• _Aim of the exercise_
Reproduce all of the material exactly as shown.

(Lines of data)
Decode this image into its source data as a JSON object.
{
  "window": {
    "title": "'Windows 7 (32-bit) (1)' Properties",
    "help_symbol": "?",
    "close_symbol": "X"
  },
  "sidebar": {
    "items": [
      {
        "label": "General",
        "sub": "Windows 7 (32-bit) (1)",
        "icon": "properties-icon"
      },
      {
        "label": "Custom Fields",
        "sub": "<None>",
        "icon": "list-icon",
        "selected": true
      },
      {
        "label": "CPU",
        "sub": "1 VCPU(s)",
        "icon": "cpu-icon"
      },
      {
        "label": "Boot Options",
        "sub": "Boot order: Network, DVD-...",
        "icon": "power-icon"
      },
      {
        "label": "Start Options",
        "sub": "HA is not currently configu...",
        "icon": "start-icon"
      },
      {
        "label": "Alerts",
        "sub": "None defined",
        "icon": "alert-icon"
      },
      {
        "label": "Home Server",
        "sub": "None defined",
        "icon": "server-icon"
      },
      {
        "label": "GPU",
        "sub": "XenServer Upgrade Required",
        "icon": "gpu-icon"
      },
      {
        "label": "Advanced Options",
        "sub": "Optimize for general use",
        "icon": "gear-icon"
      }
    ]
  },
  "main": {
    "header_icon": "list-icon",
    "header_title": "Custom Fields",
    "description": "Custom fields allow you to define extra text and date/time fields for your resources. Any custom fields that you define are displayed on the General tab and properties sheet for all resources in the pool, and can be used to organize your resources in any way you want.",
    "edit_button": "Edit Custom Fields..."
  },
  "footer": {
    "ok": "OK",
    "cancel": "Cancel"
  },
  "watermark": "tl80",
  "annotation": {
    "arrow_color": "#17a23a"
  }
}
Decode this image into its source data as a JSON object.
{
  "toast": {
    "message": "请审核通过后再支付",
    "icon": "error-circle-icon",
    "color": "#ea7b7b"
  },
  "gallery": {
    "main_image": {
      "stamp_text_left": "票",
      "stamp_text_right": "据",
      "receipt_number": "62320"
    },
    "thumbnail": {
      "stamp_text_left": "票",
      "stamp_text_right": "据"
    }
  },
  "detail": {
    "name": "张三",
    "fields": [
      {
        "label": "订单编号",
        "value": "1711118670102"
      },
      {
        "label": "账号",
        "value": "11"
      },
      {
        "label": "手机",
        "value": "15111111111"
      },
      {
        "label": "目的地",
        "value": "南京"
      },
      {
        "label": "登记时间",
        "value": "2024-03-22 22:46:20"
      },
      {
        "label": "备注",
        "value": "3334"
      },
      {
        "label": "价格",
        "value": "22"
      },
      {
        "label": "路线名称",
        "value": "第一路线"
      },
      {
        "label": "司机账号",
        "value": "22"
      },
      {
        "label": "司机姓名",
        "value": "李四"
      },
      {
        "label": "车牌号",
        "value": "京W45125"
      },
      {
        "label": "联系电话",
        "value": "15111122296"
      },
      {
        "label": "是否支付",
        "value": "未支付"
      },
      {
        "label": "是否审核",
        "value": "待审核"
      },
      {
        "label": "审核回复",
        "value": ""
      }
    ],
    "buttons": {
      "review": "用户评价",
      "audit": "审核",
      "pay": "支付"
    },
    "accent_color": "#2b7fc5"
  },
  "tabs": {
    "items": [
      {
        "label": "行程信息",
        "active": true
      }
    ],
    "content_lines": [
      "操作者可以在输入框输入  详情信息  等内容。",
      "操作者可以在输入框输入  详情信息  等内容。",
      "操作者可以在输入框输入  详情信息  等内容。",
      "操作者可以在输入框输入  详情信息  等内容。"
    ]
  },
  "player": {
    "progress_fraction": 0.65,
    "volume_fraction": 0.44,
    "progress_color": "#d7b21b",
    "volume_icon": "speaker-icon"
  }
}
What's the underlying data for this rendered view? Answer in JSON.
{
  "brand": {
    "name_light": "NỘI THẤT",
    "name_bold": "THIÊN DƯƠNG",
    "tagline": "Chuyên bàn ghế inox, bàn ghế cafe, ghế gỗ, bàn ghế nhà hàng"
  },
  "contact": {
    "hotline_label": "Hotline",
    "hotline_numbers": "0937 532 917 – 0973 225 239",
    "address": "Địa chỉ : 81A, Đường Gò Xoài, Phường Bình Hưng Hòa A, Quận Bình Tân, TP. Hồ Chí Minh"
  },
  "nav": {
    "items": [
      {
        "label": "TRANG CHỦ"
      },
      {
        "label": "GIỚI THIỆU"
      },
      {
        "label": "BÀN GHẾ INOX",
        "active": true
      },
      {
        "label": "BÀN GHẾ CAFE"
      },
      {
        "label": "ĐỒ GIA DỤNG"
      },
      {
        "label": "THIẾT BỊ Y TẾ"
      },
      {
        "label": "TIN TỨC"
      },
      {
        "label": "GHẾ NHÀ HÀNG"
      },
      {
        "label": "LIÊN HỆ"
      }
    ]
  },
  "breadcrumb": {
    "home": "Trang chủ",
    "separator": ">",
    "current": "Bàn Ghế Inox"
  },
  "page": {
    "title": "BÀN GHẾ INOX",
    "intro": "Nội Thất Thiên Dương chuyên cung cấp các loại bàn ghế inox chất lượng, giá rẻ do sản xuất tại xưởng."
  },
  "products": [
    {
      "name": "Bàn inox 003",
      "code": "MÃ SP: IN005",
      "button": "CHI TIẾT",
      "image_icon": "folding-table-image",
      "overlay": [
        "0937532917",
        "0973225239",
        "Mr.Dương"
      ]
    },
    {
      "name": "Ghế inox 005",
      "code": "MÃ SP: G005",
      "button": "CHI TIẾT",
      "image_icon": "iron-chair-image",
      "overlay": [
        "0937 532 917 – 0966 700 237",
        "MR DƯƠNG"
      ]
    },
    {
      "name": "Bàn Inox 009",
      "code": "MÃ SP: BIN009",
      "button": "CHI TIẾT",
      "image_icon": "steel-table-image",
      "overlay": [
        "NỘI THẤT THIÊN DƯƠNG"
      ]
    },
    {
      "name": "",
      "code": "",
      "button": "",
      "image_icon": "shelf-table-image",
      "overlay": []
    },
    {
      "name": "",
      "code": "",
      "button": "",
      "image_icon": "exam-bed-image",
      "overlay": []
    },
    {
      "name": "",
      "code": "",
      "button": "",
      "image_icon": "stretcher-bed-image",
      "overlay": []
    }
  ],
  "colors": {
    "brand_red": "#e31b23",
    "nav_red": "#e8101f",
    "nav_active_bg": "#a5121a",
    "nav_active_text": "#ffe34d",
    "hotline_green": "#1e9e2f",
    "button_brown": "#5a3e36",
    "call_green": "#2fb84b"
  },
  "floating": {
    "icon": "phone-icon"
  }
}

• _Full answer_
Decode this image into its source data as a JSON object.
{
  "window": {
    "title": "'Windows 7 (32-bit) (1)' Properties",
    "help_symbol": "?",
    "close_symbol": "X"
  },
  "sidebar": {
    "items": [
      {
        "label": "General",
        "sub": "Windows 7 (32-bit) (1)",
        "icon": "properties-icon"
      },
      {
        "label": "Custom Fields",
        "sub": "<None>",
        "icon": "list-icon",
        "selected": true
      },
      {
        "label": "CPU",
        "sub": "1 VCPU(s)",
        "icon": "cpu-icon"
      },
      {
        "label": "Boot Options",
        "sub": "Boot order: Network, DVD-...",
        "icon": "power-icon"
      },
      {
        "label": "Start Options",
        "sub": "HA is not currently configu...",
        "icon": "start-icon"
      },
      {
        "label": "Alerts",
        "sub": "None defined",
        "icon": "alert-icon"
      },
      {
        "label": "Home Server",
        "sub": "None defined",
        "icon": "server-icon"
      },
      {
        "label": "GPU",
        "sub": "XenServer Upgrade Required",
        "icon": "gpu-icon"
      },
      {
        "label": "Advanced Options",
        "sub": "Optimize for general use",
        "icon": "gear-icon"
      }
    ]
  },
  "main": {
    "header_icon": "list-icon",
    "header_title": "Custom Fields",
    "description": "Custom fields allow you to define extra text and date/time fields for your resources. Any custom fields that you define are displayed on the General tab and properties sheet for all resources in the pool, and can be used to organize your resources in any way you want.",
    "edit_button": "Edit Custom Fields..."
  },
  "footer": {
    "ok": "OK",
    "cancel": "Cancel"
  },
  "watermark": "tl80",
  "annotation": {
    "arrow_color": "#17a23a"
  }
}
Decode this image into its source data as a JSON object.
{
  "toast": {
    "message": "请审核通过后再支付",
    "icon": "error-circle-icon",
    "color": "#ea7b7b"
  },
  "gallery": {
    "main_image": {
      "stamp_text_left": "票",
      "stamp_text_right": "据",
      "receipt_number": "62320"
    },
    "thumbnail": {
      "stamp_text_left": "票",
      "stamp_text_right": "据"
    }
  },
  "detail": {
    "name": "张三",
    "fields": [
      {
        "label": "订单编号",
        "value": "1711118670102"
      },
      {
        "label": "账号",
        "value": "11"
      },
      {
        "label": "手机",
        "value": "15111111111"
      },
      {
        "label": "目的地",
        "value": "南京"
      },
      {
        "label": "登记时间",
        "value": "2024-03-22 22:46:20"
      },
      {
        "label": "备注",
        "value": "3334"
      },
      {
        "label": "价格",
        "value": "22"
      },
      {
        "label": "路线名称",
        "value": "第一路线"
      },
      {
        "label": "司机账号",
        "value": "22"
      },
      {
        "label": "司机姓名",
        "value": "李四"
      },
      {
        "label": "车牌号",
        "value": "京W45125"
      },
      {
        "label": "联系电话",
        "value": "15111122296"
      },
      {
        "label": "是否支付",
        "value": "未支付"
      },
      {
        "label": "是否审核",
        "value": "待审核"
      },
      {
        "label": "审核回复",
        "value": ""
      }
    ],
    "buttons": {
      "review": "用户评价",
      "audit": "审核",
      "pay": "支付"
    },
    "accent_color": "#2b7fc5"
  },
  "tabs": {
    "items": [
      {
        "label": "行程信息",
        "active": true
      }
    ],
    "content_lines": [
      "操作者可以在输入框输入  详情信息  等内容。",
      "操作者可以在输入框输入  详情信息  等内容。",
      "操作者可以在输入框输入  详情信息  等内容。",
      "操作者可以在输入框输入  详情信息  等内容。"
    ]
  },
  "player": {
    "progress_fraction": 0.65,
    "volume_fraction": 0.44,
    "progress_color": "#d7b21b",
    "volume_icon": "speaker-icon"
  }
}
What's the underlying data for this rendered view? Answer in JSON.
{
  "brand": {
    "name_light": "NỘI THẤT",
    "name_bold": "THIÊN DƯƠNG",
    "tagline": "Chuyên bàn ghế inox, bàn ghế cafe, ghế gỗ, bàn ghế nhà hàng"
  },
  "contact": {
    "hotline_label": "Hotline",
    "hotline_numbers": "0937 532 917 – 0973 225 239",
    "address": "Địa chỉ : 81A, Đường Gò Xoài, Phường Bình Hưng Hòa A, Quận Bình Tân, TP. Hồ Chí Minh"
  },
  "nav": {
    "items": [
      {
        "label": "TRANG CHỦ"
      },
      {
        "label": "GIỚI THIỆU"
      },
      {
        "label": "BÀN GHẾ INOX",
        "active": true
      },
      {
        "label": "BÀN GHẾ CAFE"
      },
      {
        "label": "ĐỒ GIA DỤNG"
      },
      {
        "label": "THIẾT BỊ Y TẾ"
      },
      {
        "label": "TIN TỨC"
      },
      {
        "label": "GHẾ NHÀ HÀNG"
      },
      {
        "label": "LIÊN HỆ"
      }
    ]
  },
  "breadcrumb": {
    "home": "Trang chủ",
    "separator": ">",
    "current": "Bàn Ghế Inox"
  },
  "page": {
    "title": "BÀN GHẾ INOX",
    "intro": "Nội Thất Thiên Dương chuyên cung cấp các loại bàn ghế inox chất lượng, giá rẻ do sản xuất tại xưởng."
  },
  "products": [
    {
      "name": "Bàn inox 003",
      "code": "MÃ SP: IN005",
      "button": "CHI TIẾT",
      "image_icon": "folding-table-image",
      "overlay": [
        "0937532917",
        "0973225239",
        "Mr.Dương"
      ]
    },
    {
      "name": "Ghế inox 005",
      "code": "MÃ SP: G005",
      "button": "CHI TIẾT",
      "image_icon": "iron-chair-image",
      "overlay": [
        "0937 532 917 – 0966 700 237",
        "MR DƯƠNG"
      ]
    },
    {
      "name": "Bàn Inox 009",
      "code": "MÃ SP: BIN009",
      "button": "CHI TIẾT",
      "image_icon": "steel-table-image",
      "overlay": [
        "NỘI THẤT THIÊN DƯƠNG"
      ]
    },
    {
      "name": "",
      "code": "",
      "button": "",
      "image_icon": "shelf-table-image",
      "overlay": []
    },
    {
      "name": "",
      "code": "",
      "button": "",
      "image_icon": "exam-bed-image",
      "overlay": []
    },
    {
      "name": "",
      "code": "",
      "button": "",
      "image_icon": "stretcher-bed-image",
      "overlay": []
    }
  ],
  "colors": {
    "brand_red": "#e31b23",
    "nav_red": "#e8101f",
    "nav_active_bg": "#a5121a",
    "nav_active_text": "#ffe34d",
    "hotline_green": "#1e9e2f",
    "button_brown": "#5a3e36",
    "call_green": "#2fb84b"
  },
  "floating": {
    "icon": "phone-icon"
  }
}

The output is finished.